DATA EXCERPTS
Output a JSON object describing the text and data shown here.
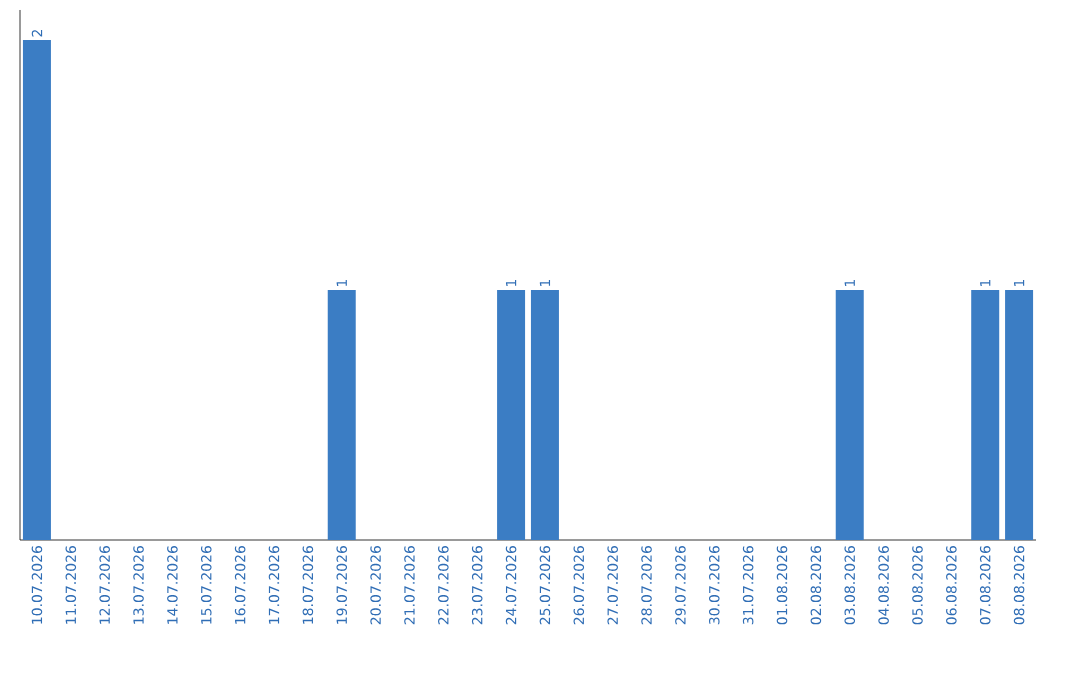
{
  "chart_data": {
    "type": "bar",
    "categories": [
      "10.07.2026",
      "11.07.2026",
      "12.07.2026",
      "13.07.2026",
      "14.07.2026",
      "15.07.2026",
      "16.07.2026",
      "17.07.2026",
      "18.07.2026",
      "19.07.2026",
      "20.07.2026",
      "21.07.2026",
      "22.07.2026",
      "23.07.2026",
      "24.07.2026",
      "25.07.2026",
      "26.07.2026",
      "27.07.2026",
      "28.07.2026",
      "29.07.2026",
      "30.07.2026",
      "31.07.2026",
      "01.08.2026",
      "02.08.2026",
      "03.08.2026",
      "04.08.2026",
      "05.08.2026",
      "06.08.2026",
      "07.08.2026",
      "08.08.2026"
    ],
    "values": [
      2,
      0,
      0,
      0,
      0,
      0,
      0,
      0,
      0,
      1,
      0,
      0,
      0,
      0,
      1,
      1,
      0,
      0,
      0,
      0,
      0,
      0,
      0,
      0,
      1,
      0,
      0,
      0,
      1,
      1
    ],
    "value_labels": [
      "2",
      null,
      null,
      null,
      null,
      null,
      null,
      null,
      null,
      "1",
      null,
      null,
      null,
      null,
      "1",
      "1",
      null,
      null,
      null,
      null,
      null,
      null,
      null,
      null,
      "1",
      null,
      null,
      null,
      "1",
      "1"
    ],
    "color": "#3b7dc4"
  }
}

* * *

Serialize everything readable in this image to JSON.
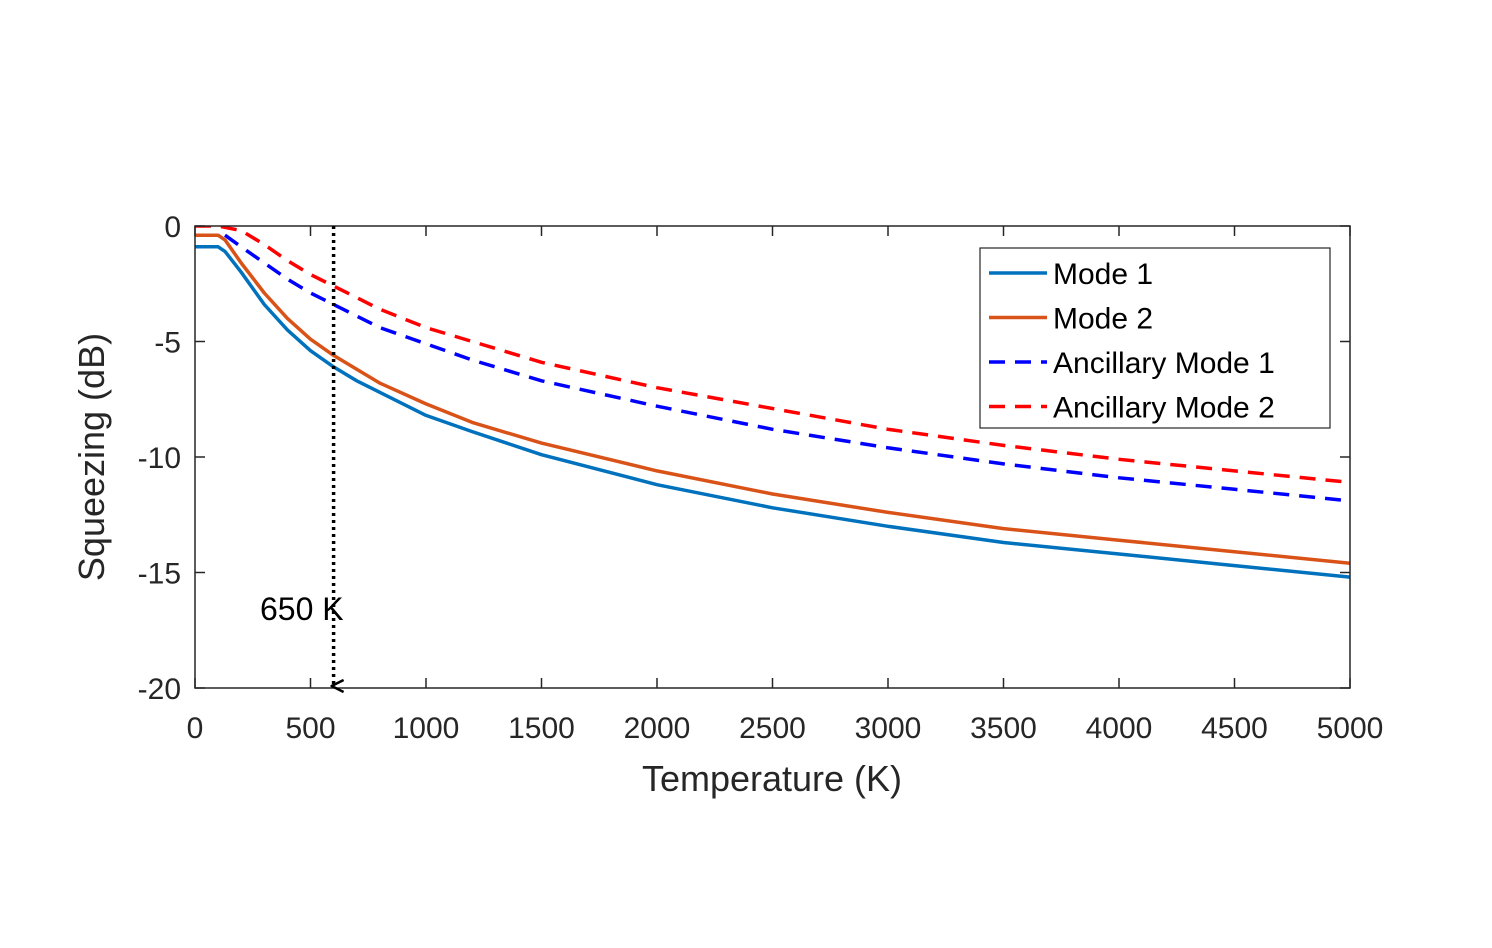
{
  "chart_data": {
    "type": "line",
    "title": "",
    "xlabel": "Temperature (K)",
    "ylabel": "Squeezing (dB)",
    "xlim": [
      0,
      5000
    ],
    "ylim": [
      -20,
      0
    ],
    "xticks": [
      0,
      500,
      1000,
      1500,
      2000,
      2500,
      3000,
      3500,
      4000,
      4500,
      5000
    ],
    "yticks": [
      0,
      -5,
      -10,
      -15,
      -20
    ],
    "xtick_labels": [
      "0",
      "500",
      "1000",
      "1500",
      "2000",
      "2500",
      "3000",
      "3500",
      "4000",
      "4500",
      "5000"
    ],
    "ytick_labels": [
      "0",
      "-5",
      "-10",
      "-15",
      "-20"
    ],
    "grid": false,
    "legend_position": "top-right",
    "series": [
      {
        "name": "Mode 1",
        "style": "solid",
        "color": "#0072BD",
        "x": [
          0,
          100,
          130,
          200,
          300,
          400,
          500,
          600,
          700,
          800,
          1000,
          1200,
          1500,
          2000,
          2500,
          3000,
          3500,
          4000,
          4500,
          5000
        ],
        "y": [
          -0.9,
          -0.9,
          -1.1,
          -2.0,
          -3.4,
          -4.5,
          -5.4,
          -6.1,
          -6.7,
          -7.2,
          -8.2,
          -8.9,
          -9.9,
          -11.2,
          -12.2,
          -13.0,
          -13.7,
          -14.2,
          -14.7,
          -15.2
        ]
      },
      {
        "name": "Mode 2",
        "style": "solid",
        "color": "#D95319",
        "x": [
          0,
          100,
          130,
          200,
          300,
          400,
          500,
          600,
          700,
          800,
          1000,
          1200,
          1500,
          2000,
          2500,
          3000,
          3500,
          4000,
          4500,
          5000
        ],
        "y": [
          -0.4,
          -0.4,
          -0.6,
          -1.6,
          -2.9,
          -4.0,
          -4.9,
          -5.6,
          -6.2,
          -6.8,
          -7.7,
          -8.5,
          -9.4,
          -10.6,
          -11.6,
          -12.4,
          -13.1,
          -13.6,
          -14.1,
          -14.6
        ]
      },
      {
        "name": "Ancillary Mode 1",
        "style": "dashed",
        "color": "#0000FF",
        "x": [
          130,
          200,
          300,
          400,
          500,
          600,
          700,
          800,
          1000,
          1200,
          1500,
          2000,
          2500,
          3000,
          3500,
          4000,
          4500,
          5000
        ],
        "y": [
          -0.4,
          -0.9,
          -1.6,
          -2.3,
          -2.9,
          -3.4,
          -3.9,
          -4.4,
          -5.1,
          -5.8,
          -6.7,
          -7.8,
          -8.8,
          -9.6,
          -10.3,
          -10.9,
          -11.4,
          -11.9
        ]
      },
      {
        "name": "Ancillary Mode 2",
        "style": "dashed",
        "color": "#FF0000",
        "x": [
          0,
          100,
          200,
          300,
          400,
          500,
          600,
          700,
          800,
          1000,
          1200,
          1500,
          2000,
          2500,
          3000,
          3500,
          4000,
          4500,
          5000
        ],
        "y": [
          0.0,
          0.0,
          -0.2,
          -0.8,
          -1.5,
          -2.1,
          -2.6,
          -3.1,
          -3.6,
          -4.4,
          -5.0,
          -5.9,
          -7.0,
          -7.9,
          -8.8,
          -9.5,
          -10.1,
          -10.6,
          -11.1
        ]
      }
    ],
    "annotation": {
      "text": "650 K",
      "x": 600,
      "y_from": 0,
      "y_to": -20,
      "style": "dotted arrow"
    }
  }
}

==

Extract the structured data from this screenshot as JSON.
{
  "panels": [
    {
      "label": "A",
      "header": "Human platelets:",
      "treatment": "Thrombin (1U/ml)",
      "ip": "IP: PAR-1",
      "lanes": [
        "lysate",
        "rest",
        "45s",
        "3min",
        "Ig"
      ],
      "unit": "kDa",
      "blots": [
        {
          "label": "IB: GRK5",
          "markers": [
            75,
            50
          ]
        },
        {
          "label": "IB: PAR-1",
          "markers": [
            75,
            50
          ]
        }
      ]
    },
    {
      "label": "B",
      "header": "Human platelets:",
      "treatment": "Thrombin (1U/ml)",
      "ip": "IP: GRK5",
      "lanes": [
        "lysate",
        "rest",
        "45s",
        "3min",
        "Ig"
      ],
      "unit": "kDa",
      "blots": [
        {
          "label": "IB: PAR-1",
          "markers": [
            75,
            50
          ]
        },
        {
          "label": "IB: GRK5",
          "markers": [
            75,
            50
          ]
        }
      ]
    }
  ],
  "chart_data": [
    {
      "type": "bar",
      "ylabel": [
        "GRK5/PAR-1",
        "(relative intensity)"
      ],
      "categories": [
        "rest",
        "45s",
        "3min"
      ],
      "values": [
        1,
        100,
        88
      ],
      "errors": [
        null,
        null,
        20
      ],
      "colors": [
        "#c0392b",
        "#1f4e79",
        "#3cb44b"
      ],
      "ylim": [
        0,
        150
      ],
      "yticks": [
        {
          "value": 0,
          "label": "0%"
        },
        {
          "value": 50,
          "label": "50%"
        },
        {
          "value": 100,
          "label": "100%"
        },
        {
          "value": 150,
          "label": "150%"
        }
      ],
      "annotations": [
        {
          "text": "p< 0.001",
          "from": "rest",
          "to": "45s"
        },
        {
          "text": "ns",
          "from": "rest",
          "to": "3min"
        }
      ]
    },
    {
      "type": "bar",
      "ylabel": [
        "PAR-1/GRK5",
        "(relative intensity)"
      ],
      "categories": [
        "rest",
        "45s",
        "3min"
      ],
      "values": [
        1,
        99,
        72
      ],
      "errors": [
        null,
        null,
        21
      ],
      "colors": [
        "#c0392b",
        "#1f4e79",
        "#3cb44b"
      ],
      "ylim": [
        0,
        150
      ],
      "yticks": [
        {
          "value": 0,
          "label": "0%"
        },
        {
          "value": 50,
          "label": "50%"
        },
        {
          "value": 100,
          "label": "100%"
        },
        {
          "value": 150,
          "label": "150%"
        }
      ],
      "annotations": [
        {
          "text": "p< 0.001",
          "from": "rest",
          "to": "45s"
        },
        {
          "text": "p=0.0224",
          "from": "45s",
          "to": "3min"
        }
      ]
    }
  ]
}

TASK PROMPT
Pull out and copy each line containing the string "JSON".

SOLVED EXERCISE
Output a JSON object describing the text and data shown here.
Serialize everything readable in this image to JSON.
Extract the structured data from this screenshot as JSON.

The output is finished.